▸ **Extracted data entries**
==*==

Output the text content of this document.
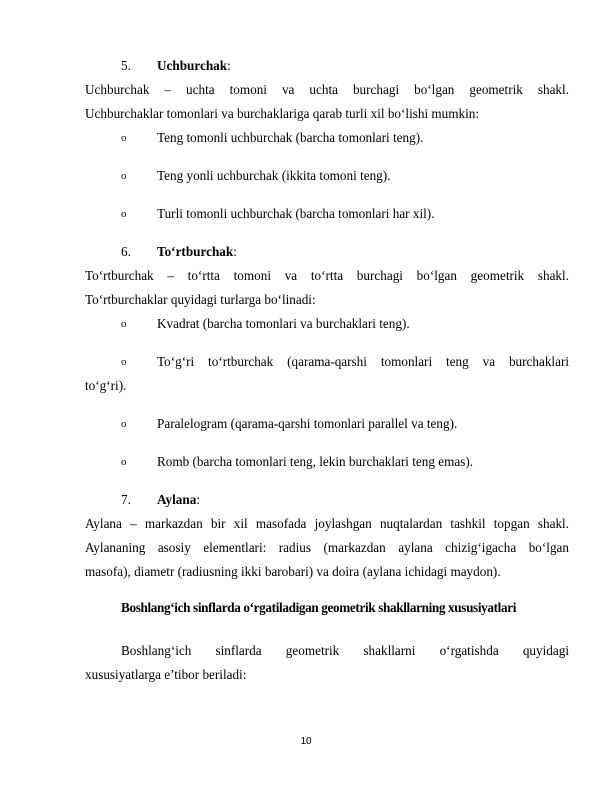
5. Uchburchak:
Uchburchak – uchta tomoni va uchta burchagi bo‘lgan geometrik shakl.
Uchburchaklar tomonlari va burchaklariga qarab turli xil bo‘lishi mumkin:
o Teng tomonli uchburchak (barcha tomonlari teng).
o Teng yonli uchburchak (ikkita tomoni teng).
o Turli tomonli uchburchak (barcha tomonlari har xil).
6. To‘rtburchak:
To‘rtburchak – to‘rtta tomoni va to‘rtta burchagi bo‘lgan geometrik shakl.
To‘rtburchaklar quyidagi turlarga bo‘linadi:
o Kvadrat (barcha tomonlari va burchaklari teng).
o To‘g‘ri to‘rtburchak (qarama-qarshi tomonlari teng va burchaklari
to‘g‘ri).
o Paralelogram (qarama-qarshi tomonlari parallel va teng).
o Romb (barcha tomonlari teng, lekin burchaklari teng emas).
7. Aylana:
Aylana – markazdan bir xil masofada joylashgan nuqtalardan tashkil topgan shakl.
Aylananing asosiy elementlari: radius (markazdan aylana chizig‘igacha bo‘lgan
masofa), diametr (radiusning ikki barobari) va doira (aylana ichidagi maydon).
Boshlang‘ich sinflarda o‘rgatiladigan geometrik shakllarning xususiyatlari
Boshlang‘ich sinflarda geometrik shakllarni o‘rgatishda quyidagi
xususiyatlarga e’tibor beriladi:
10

==*==

▸ **EXERCISE OBJECTIVE**
Return the number of lines that include the word "barcha", and nothing else.

▸ **EXERCISE SOLUTION**
4